• What the task requires:
Your task is to print the material below exactly as presented.

————

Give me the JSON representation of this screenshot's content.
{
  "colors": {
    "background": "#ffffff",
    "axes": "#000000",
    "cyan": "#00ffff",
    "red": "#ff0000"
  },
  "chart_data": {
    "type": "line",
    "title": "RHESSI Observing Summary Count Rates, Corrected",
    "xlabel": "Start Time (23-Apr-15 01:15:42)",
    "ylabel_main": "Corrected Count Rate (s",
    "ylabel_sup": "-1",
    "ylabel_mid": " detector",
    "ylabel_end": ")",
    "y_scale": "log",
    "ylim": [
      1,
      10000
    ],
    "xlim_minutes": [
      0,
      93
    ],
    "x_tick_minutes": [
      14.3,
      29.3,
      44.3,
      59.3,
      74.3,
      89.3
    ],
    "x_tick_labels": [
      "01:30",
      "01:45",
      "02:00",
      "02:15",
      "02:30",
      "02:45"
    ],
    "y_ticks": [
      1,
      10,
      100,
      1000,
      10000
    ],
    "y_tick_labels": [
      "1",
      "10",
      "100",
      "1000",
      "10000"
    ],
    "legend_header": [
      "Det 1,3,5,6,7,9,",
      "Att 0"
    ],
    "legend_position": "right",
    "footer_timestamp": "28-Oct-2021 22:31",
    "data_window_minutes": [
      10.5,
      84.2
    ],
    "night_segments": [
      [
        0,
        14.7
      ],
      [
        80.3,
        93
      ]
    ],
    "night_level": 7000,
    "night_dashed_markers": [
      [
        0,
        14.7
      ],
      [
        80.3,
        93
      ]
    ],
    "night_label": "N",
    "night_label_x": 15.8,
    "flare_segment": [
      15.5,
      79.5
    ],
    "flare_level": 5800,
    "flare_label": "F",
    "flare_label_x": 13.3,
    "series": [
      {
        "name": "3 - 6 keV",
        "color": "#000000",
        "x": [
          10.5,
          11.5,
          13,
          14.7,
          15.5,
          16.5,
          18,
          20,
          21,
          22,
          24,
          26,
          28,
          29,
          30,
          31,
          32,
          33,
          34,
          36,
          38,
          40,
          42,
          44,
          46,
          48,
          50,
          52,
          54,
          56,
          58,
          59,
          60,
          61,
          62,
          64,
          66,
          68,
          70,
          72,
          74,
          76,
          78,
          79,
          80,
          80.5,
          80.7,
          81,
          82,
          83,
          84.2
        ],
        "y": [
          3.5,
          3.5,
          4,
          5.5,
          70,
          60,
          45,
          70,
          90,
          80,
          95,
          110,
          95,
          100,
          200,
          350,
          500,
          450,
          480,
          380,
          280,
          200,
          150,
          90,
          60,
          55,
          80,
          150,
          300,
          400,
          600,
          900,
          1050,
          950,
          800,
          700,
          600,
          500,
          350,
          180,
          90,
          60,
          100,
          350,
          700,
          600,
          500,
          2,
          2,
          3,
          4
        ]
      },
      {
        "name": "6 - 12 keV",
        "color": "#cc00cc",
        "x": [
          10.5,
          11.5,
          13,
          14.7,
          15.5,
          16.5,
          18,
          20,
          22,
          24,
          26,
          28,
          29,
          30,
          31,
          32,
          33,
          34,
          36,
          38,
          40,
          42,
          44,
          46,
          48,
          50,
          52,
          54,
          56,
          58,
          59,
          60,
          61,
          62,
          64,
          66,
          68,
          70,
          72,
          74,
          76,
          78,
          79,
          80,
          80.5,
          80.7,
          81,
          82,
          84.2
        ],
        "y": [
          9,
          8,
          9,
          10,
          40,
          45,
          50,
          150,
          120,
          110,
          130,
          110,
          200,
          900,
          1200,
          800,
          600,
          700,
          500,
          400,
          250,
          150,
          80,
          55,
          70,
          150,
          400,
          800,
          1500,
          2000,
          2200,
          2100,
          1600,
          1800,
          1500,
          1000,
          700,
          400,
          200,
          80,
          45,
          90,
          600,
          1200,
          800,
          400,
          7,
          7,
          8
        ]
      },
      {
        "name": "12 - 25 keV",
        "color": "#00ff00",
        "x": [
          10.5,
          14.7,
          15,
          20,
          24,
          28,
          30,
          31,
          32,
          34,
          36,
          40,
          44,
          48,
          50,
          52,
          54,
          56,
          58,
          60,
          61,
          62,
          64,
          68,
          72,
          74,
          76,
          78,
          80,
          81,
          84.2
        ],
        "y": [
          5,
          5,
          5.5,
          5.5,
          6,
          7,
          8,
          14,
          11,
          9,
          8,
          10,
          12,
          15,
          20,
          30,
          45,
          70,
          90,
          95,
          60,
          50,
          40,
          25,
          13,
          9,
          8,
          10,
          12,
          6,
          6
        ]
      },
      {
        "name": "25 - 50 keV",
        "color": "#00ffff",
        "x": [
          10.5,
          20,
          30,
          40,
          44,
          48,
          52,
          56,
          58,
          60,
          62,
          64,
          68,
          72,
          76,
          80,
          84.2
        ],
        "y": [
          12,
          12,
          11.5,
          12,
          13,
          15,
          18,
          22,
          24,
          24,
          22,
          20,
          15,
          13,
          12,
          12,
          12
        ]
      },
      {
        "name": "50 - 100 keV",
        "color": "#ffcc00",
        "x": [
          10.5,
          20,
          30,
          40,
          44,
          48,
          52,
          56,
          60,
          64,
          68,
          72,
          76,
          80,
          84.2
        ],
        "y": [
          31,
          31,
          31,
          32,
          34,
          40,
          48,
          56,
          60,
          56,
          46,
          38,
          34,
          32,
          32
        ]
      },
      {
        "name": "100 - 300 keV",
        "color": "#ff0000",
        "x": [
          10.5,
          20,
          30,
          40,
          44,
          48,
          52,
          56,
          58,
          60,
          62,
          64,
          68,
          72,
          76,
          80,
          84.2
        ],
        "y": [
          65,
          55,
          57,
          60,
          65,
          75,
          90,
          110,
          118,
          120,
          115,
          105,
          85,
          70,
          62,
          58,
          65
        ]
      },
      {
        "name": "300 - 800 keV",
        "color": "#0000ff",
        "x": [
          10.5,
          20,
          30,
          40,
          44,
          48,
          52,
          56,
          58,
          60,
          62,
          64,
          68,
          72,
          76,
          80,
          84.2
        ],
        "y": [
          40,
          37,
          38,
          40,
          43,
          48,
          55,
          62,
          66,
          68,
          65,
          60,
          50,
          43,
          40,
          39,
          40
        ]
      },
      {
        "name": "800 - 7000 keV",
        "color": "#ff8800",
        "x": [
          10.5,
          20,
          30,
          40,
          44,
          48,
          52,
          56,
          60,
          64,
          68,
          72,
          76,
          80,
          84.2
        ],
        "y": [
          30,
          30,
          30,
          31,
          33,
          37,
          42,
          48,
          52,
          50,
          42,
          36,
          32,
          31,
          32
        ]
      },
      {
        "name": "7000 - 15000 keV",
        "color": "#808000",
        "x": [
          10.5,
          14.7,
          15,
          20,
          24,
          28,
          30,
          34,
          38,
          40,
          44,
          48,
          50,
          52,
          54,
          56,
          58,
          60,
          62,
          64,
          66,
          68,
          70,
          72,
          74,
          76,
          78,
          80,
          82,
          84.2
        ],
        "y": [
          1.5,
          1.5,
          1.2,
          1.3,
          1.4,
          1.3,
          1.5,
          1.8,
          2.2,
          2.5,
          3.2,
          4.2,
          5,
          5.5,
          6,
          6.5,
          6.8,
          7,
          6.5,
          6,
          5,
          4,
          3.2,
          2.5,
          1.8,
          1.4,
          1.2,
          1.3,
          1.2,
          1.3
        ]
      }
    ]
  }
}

————

• Complete output:
Give me the JSON representation of this screenshot's content.
{
  "colors": {
    "background": "#ffffff",
    "axes": "#000000",
    "cyan": "#00ffff",
    "red": "#ff0000"
  },
  "chart_data": {
    "type": "line",
    "title": "RHESSI Observing Summary Count Rates, Corrected",
    "xlabel": "Start Time (23-Apr-15 01:15:42)",
    "ylabel_main": "Corrected Count Rate (s",
    "ylabel_sup": "-1",
    "ylabel_mid": " detector",
    "ylabel_end": ")",
    "y_scale": "log",
    "ylim": [
      1,
      10000
    ],
    "xlim_minutes": [
      0,
      93
    ],
    "x_tick_minutes": [
      14.3,
      29.3,
      44.3,
      59.3,
      74.3,
      89.3
    ],
    "x_tick_labels": [
      "01:30",
      "01:45",
      "02:00",
      "02:15",
      "02:30",
      "02:45"
    ],
    "y_ticks": [
      1,
      10,
      100,
      1000,
      10000
    ],
    "y_tick_labels": [
      "1",
      "10",
      "100",
      "1000",
      "10000"
    ],
    "legend_header": [
      "Det 1,3,5,6,7,9,",
      "Att 0"
    ],
    "legend_position": "right",
    "footer_timestamp": "28-Oct-2021 22:31",
    "data_window_minutes": [
      10.5,
      84.2
    ],
    "night_segments": [
      [
        0,
        14.7
      ],
      [
        80.3,
        93
      ]
    ],
    "night_level": 7000,
    "night_dashed_markers": [
      [
        0,
        14.7
      ],
      [
        80.3,
        93
      ]
    ],
    "night_label": "N",
    "night_label_x": 15.8,
    "flare_segment": [
      15.5,
      79.5
    ],
    "flare_level": 5800,
    "flare_label": "F",
    "flare_label_x": 13.3,
    "series": [
      {
        "name": "3 - 6 keV",
        "color": "#000000",
        "x": [
          10.5,
          11.5,
          13,
          14.7,
          15.5,
          16.5,
          18,
          20,
          21,
          22,
          24,
          26,
          28,
          29,
          30,
          31,
          32,
          33,
          34,
          36,
          38,
          40,
          42,
          44,
          46,
          48,
          50,
          52,
          54,
          56,
          58,
          59,
          60,
          61,
          62,
          64,
          66,
          68,
          70,
          72,
          74,
          76,
          78,
          79,
          80,
          80.5,
          80.7,
          81,
          82,
          83,
          84.2
        ],
        "y": [
          3.5,
          3.5,
          4,
          5.5,
          70,
          60,
          45,
          70,
          90,
          80,
          95,
          110,
          95,
          100,
          200,
          350,
          500,
          450,
          480,
          380,
          280,
          200,
          150,
          90,
          60,
          55,
          80,
          150,
          300,
          400,
          600,
          900,
          1050,
          950,
          800,
          700,
          600,
          500,
          350,
          180,
          90,
          60,
          100,
          350,
          700,
          600,
          500,
          2,
          2,
          3,
          4
        ]
      },
      {
        "name": "6 - 12 keV",
        "color": "#cc00cc",
        "x": [
          10.5,
          11.5,
          13,
          14.7,
          15.5,
          16.5,
          18,
          20,
          22,
          24,
          26,
          28,
          29,
          30,
          31,
          32,
          33,
          34,
          36,
          38,
          40,
          42,
          44,
          46,
          48,
          50,
          52,
          54,
          56,
          58,
          59,
          60,
          61,
          62,
          64,
          66,
          68,
          70,
          72,
          74,
          76,
          78,
          79,
          80,
          80.5,
          80.7,
          81,
          82,
          84.2
        ],
        "y": [
          9,
          8,
          9,
          10,
          40,
          45,
          50,
          150,
          120,
          110,
          130,
          110,
          200,
          900,
          1200,
          800,
          600,
          700,
          500,
          400,
          250,
          150,
          80,
          55,
          70,
          150,
          400,
          800,
          1500,
          2000,
          2200,
          2100,
          1600,
          1800,
          1500,
          1000,
          700,
          400,
          200,
          80,
          45,
          90,
          600,
          1200,
          800,
          400,
          7,
          7,
          8
        ]
      },
      {
        "name": "12 - 25 keV",
        "color": "#00ff00",
        "x": [
          10.5,
          14.7,
          15,
          20,
          24,
          28,
          30,
          31,
          32,
          34,
          36,
          40,
          44,
          48,
          50,
          52,
          54,
          56,
          58,
          60,
          61,
          62,
          64,
          68,
          72,
          74,
          76,
          78,
          80,
          81,
          84.2
        ],
        "y": [
          5,
          5,
          5.5,
          5.5,
          6,
          7,
          8,
          14,
          11,
          9,
          8,
          10,
          12,
          15,
          20,
          30,
          45,
          70,
          90,
          95,
          60,
          50,
          40,
          25,
          13,
          9,
          8,
          10,
          12,
          6,
          6
        ]
      },
      {
        "name": "25 - 50 keV",
        "color": "#00ffff",
        "x": [
          10.5,
          20,
          30,
          40,
          44,
          48,
          52,
          56,
          58,
          60,
          62,
          64,
          68,
          72,
          76,
          80,
          84.2
        ],
        "y": [
          12,
          12,
          11.5,
          12,
          13,
          15,
          18,
          22,
          24,
          24,
          22,
          20,
          15,
          13,
          12,
          12,
          12
        ]
      },
      {
        "name": "50 - 100 keV",
        "color": "#ffcc00",
        "x": [
          10.5,
          20,
          30,
          40,
          44,
          48,
          52,
          56,
          60,
          64,
          68,
          72,
          76,
          80,
          84.2
        ],
        "y": [
          31,
          31,
          31,
          32,
          34,
          40,
          48,
          56,
          60,
          56,
          46,
          38,
          34,
          32,
          32
        ]
      },
      {
        "name": "100 - 300 keV",
        "color": "#ff0000",
        "x": [
          10.5,
          20,
          30,
          40,
          44,
          48,
          52,
          56,
          58,
          60,
          62,
          64,
          68,
          72,
          76,
          80,
          84.2
        ],
        "y": [
          65,
          55,
          57,
          60,
          65,
          75,
          90,
          110,
          118,
          120,
          115,
          105,
          85,
          70,
          62,
          58,
          65
        ]
      },
      {
        "name": "300 - 800 keV",
        "color": "#0000ff",
        "x": [
          10.5,
          20,
          30,
          40,
          44,
          48,
          52,
          56,
          58,
          60,
          62,
          64,
          68,
          72,
          76,
          80,
          84.2
        ],
        "y": [
          40,
          37,
          38,
          40,
          43,
          48,
          55,
          62,
          66,
          68,
          65,
          60,
          50,
          43,
          40,
          39,
          40
        ]
      },
      {
        "name": "800 - 7000 keV",
        "color": "#ff8800",
        "x": [
          10.5,
          20,
          30,
          40,
          44,
          48,
          52,
          56,
          60,
          64,
          68,
          72,
          76,
          80,
          84.2
        ],
        "y": [
          30,
          30,
          30,
          31,
          33,
          37,
          42,
          48,
          52,
          50,
          42,
          36,
          32,
          31,
          32
        ]
      },
      {
        "name": "7000 - 15000 keV",
        "color": "#808000",
        "x": [
          10.5,
          14.7,
          15,
          20,
          24,
          28,
          30,
          34,
          38,
          40,
          44,
          48,
          50,
          52,
          54,
          56,
          58,
          60,
          62,
          64,
          66,
          68,
          70,
          72,
          74,
          76,
          78,
          80,
          82,
          84.2
        ],
        "y": [
          1.5,
          1.5,
          1.2,
          1.3,
          1.4,
          1.3,
          1.5,
          1.8,
          2.2,
          2.5,
          3.2,
          4.2,
          5,
          5.5,
          6,
          6.5,
          6.8,
          7,
          6.5,
          6,
          5,
          4,
          3.2,
          2.5,
          1.8,
          1.4,
          1.2,
          1.3,
          1.2,
          1.3
        ]
      }
    ]
  }
}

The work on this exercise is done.